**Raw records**
· · · · ·

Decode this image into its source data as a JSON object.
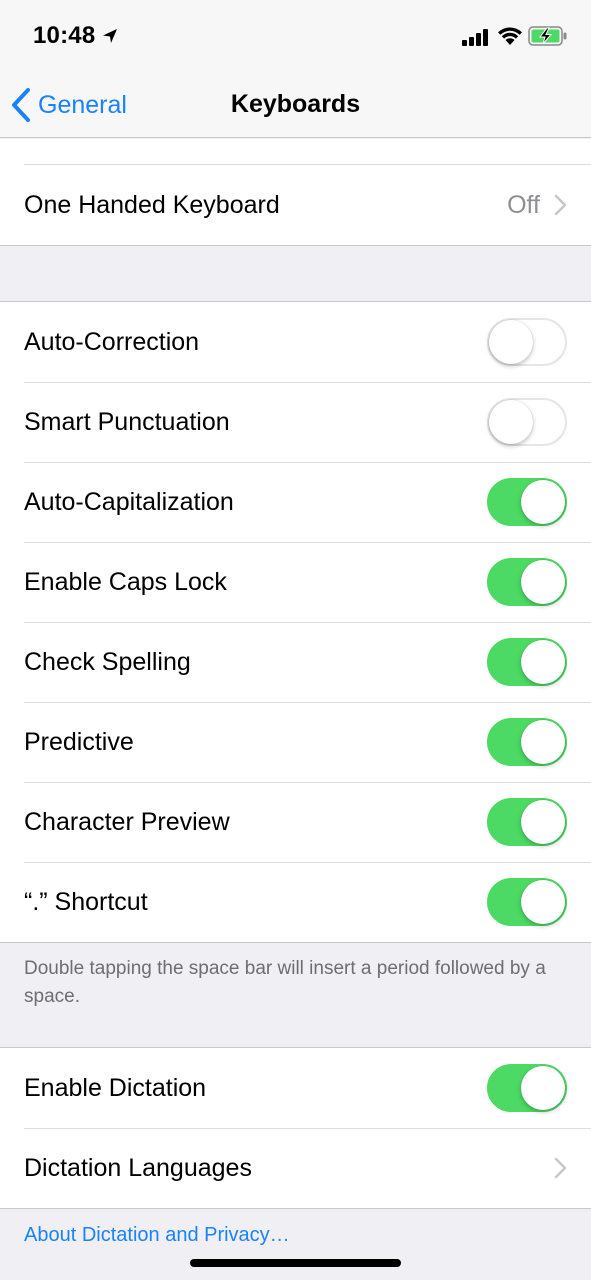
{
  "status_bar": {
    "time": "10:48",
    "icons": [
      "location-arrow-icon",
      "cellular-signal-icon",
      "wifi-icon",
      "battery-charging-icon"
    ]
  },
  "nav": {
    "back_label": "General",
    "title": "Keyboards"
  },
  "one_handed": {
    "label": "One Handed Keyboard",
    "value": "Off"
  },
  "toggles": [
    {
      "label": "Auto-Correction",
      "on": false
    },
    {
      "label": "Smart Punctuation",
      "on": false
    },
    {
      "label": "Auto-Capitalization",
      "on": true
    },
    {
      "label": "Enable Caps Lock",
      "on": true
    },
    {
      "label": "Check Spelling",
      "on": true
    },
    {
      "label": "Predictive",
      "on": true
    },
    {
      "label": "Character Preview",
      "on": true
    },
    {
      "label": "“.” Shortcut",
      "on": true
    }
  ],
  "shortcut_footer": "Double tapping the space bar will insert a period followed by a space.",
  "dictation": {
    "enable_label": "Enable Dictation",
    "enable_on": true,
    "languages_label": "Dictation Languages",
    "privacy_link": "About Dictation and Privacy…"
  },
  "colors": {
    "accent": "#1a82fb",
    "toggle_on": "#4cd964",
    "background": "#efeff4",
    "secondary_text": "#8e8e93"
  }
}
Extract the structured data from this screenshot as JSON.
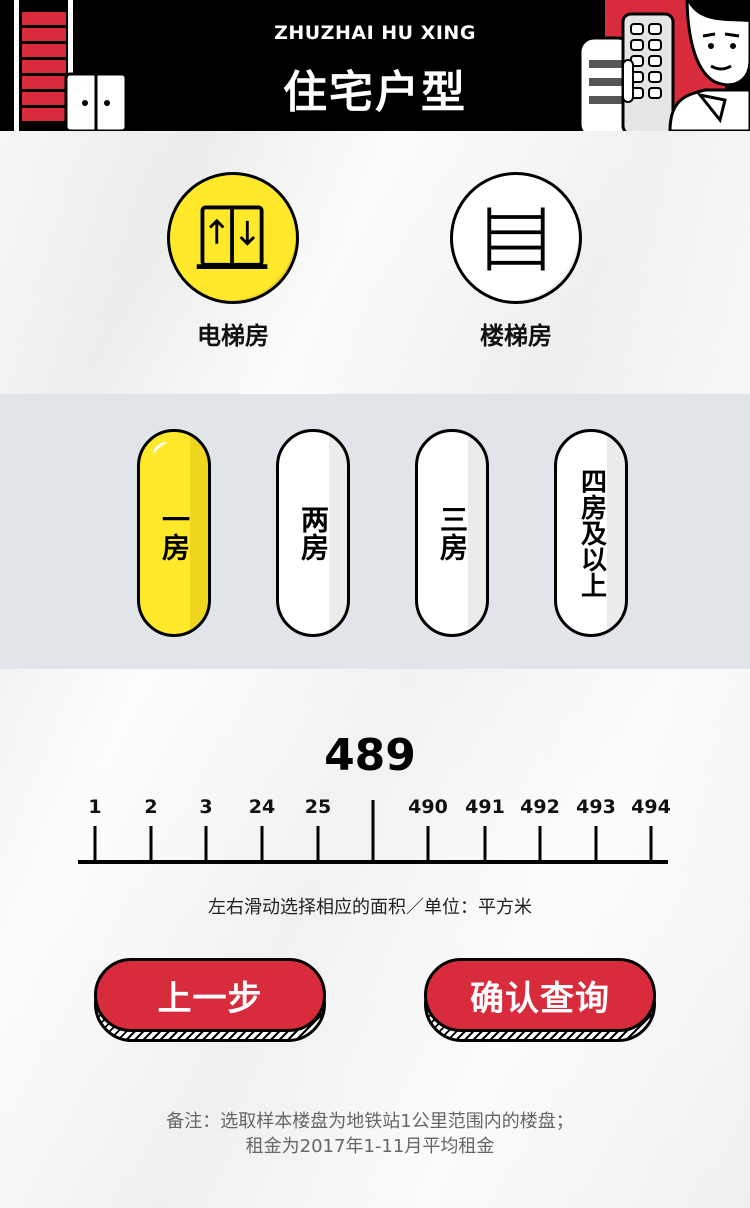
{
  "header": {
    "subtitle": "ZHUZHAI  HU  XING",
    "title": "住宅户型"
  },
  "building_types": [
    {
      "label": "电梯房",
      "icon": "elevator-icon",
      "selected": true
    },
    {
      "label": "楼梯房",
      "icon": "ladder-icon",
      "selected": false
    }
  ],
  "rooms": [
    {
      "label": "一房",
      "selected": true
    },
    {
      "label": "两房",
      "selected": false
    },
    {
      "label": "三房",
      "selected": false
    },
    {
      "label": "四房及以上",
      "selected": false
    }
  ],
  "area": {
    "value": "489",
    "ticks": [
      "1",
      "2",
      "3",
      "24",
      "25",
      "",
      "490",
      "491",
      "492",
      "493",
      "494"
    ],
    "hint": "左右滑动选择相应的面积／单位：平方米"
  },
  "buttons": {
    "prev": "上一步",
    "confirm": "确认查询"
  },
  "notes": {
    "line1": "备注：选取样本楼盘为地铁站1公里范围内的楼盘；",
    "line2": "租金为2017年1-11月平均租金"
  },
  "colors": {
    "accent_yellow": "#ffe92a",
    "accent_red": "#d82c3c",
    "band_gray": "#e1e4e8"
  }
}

· · · · ·

**WRITTEN INSTRUCTION**
Leave out the pictures and transcribe everything else exactly.

**EXPECTED ANSWER**
Decode this image into its source data as a JSON object.
{
  "status_bar": {
    "time": "10:48",
    "icons": [
      "location-arrow-icon",
      "cellular-signal-icon",
      "wifi-icon",
      "battery-charging-icon"
    ]
  },
  "nav": {
    "back_label": "General",
    "title": "Keyboards"
  },
  "one_handed": {
    "label": "One Handed Keyboard",
    "value": "Off"
  },
  "toggles": [
    {
      "label": "Auto-Correction",
      "on": false
    },
    {
      "label": "Smart Punctuation",
      "on": false
    },
    {
      "label": "Auto-Capitalization",
      "on": true
    },
    {
      "label": "Enable Caps Lock",
      "on": true
    },
    {
      "label": "Check Spelling",
      "on": true
    },
    {
      "label": "Predictive",
      "on": true
    },
    {
      "label": "Character Preview",
      "on": true
    },
    {
      "label": "“.” Shortcut",
      "on": true
    }
  ],
  "shortcut_footer": "Double tapping the space bar will insert a period followed by a space.",
  "dictation": {
    "enable_label": "Enable Dictation",
    "enable_on": true,
    "languages_label": "Dictation Languages",
    "privacy_link": "About Dictation and Privacy…"
  },
  "colors": {
    "accent": "#1a82fb",
    "toggle_on": "#4cd964",
    "background": "#efeff4",
    "secondary_text": "#8e8e93"
  }
}
Extract the structured data from this screenshot as JSON.
{
  "header": {
    "subtitle": "ZHUZHAI  HU  XING",
    "title": "住宅户型"
  },
  "building_types": [
    {
      "label": "电梯房",
      "icon": "elevator-icon",
      "selected": true
    },
    {
      "label": "楼梯房",
      "icon": "ladder-icon",
      "selected": false
    }
  ],
  "rooms": [
    {
      "label": "一房",
      "selected": true
    },
    {
      "label": "两房",
      "selected": false
    },
    {
      "label": "三房",
      "selected": false
    },
    {
      "label": "四房及以上",
      "selected": false
    }
  ],
  "area": {
    "value": "489",
    "ticks": [
      "1",
      "2",
      "3",
      "24",
      "25",
      "",
      "490",
      "491",
      "492",
      "493",
      "494"
    ],
    "hint": "左右滑动选择相应的面积／单位：平方米"
  },
  "buttons": {
    "prev": "上一步",
    "confirm": "确认查询"
  },
  "notes": {
    "line1": "备注：选取样本楼盘为地铁站1公里范围内的楼盘；",
    "line2": "租金为2017年1-11月平均租金"
  },
  "colors": {
    "accent_yellow": "#ffe92a",
    "accent_red": "#d82c3c",
    "band_gray": "#e1e4e8"
  }
}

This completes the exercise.